Written instruction ->
Reproduce the listing below word for word, every line in its original order, and leave out the picture.

::::

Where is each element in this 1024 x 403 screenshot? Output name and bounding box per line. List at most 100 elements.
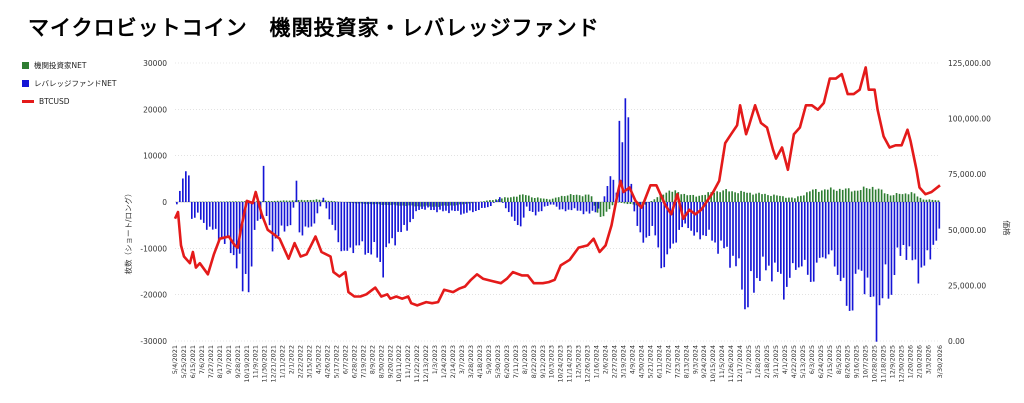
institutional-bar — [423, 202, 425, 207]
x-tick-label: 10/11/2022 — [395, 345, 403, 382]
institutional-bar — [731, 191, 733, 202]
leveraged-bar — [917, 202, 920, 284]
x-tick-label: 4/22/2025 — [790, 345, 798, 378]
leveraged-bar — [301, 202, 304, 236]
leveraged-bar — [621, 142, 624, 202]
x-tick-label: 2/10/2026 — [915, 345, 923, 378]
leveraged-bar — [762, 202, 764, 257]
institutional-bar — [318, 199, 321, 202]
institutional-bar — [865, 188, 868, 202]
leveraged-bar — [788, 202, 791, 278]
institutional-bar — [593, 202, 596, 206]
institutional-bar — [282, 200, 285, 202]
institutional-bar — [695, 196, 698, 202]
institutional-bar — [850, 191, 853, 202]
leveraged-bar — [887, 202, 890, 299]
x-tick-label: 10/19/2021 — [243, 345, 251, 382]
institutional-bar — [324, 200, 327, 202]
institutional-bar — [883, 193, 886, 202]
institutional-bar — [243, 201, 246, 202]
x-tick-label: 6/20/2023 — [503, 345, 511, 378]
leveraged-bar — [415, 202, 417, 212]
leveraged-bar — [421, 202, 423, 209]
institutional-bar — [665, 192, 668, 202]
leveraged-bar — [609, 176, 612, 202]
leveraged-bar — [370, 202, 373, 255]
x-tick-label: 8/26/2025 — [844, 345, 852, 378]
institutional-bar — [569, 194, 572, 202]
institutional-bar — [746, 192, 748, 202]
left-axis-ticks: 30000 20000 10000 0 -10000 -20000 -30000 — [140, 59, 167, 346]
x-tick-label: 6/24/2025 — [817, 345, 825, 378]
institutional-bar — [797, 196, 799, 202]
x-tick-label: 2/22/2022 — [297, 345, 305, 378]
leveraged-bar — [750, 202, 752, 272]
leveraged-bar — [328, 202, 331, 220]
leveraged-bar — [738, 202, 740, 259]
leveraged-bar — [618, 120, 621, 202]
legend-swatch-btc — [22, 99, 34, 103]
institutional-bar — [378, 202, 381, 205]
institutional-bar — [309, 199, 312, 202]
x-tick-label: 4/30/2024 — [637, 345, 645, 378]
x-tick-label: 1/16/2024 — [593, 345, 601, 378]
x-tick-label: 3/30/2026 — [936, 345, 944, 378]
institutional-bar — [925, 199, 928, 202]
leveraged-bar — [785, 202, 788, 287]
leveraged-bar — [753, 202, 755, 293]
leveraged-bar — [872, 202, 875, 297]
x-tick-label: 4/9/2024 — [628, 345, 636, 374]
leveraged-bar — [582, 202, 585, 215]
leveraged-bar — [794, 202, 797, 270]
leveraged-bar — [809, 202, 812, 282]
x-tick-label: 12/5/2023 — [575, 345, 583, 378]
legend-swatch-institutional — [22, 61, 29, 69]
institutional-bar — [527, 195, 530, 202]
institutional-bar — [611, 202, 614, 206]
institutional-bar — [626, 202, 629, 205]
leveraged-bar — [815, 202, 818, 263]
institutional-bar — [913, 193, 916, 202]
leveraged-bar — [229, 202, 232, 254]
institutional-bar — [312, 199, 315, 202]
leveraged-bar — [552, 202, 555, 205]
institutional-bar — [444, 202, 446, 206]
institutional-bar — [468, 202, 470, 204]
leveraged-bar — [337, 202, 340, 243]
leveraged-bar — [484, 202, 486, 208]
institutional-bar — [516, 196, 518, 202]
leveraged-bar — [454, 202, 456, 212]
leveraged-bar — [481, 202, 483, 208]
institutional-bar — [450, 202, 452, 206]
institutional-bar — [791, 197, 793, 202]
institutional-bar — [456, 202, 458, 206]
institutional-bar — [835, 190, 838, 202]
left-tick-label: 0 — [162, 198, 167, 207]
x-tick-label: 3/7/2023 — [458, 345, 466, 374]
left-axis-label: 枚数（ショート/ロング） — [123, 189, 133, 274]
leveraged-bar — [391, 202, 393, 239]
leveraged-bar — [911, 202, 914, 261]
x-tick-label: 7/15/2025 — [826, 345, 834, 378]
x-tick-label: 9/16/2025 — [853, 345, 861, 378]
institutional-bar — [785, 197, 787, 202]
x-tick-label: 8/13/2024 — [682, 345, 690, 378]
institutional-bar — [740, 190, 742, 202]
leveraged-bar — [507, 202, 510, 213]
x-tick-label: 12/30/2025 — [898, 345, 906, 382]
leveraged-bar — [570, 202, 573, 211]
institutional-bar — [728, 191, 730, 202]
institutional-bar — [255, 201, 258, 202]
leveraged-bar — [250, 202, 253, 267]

::::

Output below ->
Where is each element in this 1024 x 403 screenshot? Output name and bounding box per line. List at most 100 elements.
institutional-bar — [423, 202, 425, 207]
x-tick-label: 10/11/2022 — [395, 345, 403, 382]
institutional-bar — [731, 191, 733, 202]
leveraged-bar — [917, 202, 920, 284]
x-tick-label: 4/22/2025 — [790, 345, 798, 378]
leveraged-bar — [301, 202, 304, 236]
leveraged-bar — [621, 142, 624, 202]
x-tick-label: 2/10/2026 — [915, 345, 923, 378]
leveraged-bar — [762, 202, 764, 257]
institutional-bar — [318, 199, 321, 202]
institutional-bar — [865, 188, 868, 202]
leveraged-bar — [788, 202, 791, 278]
institutional-bar — [593, 202, 596, 206]
institutional-bar — [282, 200, 285, 202]
institutional-bar — [695, 196, 698, 202]
institutional-bar — [850, 191, 853, 202]
leveraged-bar — [887, 202, 890, 299]
x-tick-label: 10/19/2021 — [243, 345, 251, 382]
institutional-bar — [324, 200, 327, 202]
institutional-bar — [883, 193, 886, 202]
institutional-bar — [243, 201, 246, 202]
x-tick-label: 6/20/2023 — [503, 345, 511, 378]
leveraged-bar — [415, 202, 417, 212]
leveraged-bar — [421, 202, 423, 209]
institutional-bar — [665, 192, 668, 202]
leveraged-bar — [609, 176, 612, 202]
leveraged-bar — [370, 202, 373, 255]
x-tick-label: 8/26/2025 — [844, 345, 852, 378]
institutional-bar — [569, 194, 572, 202]
institutional-bar — [746, 192, 748, 202]
left-axis-ticks: 30000 20000 10000 0 -10000 -20000 -30000 — [140, 59, 167, 346]
x-tick-label: 6/24/2025 — [817, 345, 825, 378]
institutional-bar — [797, 196, 799, 202]
x-tick-label: 2/22/2022 — [297, 345, 305, 378]
leveraged-bar — [750, 202, 752, 272]
leveraged-bar — [328, 202, 331, 220]
leveraged-bar — [738, 202, 740, 259]
leveraged-bar — [618, 120, 621, 202]
legend-swatch-btc — [22, 99, 34, 103]
institutional-bar — [378, 202, 381, 205]
institutional-bar — [309, 199, 312, 202]
x-tick-label: 4/30/2024 — [637, 345, 645, 378]
x-tick-label: 1/16/2024 — [593, 345, 601, 378]
x-tick-label: 3/30/2026 — [936, 345, 944, 378]
institutional-bar — [925, 199, 928, 202]
leveraged-bar — [785, 202, 788, 287]
leveraged-bar — [753, 202, 755, 293]
leveraged-bar — [872, 202, 875, 297]
x-tick-label: 4/9/2024 — [628, 345, 636, 374]
leveraged-bar — [582, 202, 585, 215]
leveraged-bar — [794, 202, 797, 270]
leveraged-bar — [809, 202, 812, 282]
x-tick-label: 12/5/2023 — [575, 345, 583, 378]
legend-swatch-institutional — [22, 61, 29, 69]
institutional-bar — [527, 195, 530, 202]
institutional-bar — [611, 202, 614, 206]
institutional-bar — [626, 202, 629, 205]
leveraged-bar — [815, 202, 818, 263]
institutional-bar — [913, 193, 916, 202]
leveraged-bar — [229, 202, 232, 254]
institutional-bar — [312, 199, 315, 202]
leveraged-bar — [552, 202, 555, 205]
institutional-bar — [444, 202, 446, 206]
institutional-bar — [468, 202, 470, 204]
leveraged-bar — [337, 202, 340, 243]
leveraged-bar — [484, 202, 486, 208]
institutional-bar — [516, 196, 518, 202]
leveraged-bar — [454, 202, 456, 212]
leveraged-bar — [481, 202, 483, 208]
institutional-bar — [450, 202, 452, 206]
institutional-bar — [791, 197, 793, 202]
institutional-bar — [456, 202, 458, 206]
institutional-bar — [835, 190, 838, 202]
left-tick-label: 0 — [162, 198, 167, 207]
x-tick-label: 3/7/2023 — [458, 345, 466, 374]
left-axis-label: 枚数（ショート/ロング） — [123, 189, 133, 274]
leveraged-bar — [391, 202, 393, 239]
leveraged-bar — [911, 202, 914, 261]
x-tick-label: 7/15/2025 — [826, 345, 834, 378]
x-tick-label: 9/16/2025 — [853, 345, 861, 378]
institutional-bar — [785, 197, 787, 202]
x-tick-label: 8/13/2024 — [682, 345, 690, 378]
institutional-bar — [740, 190, 742, 202]
leveraged-bar — [507, 202, 510, 213]
x-tick-label: 12/30/2025 — [898, 345, 906, 382]
leveraged-bar — [570, 202, 573, 211]
institutional-bar — [728, 191, 730, 202]
institutional-bar — [255, 201, 258, 202]
leveraged-bar — [250, 202, 253, 267]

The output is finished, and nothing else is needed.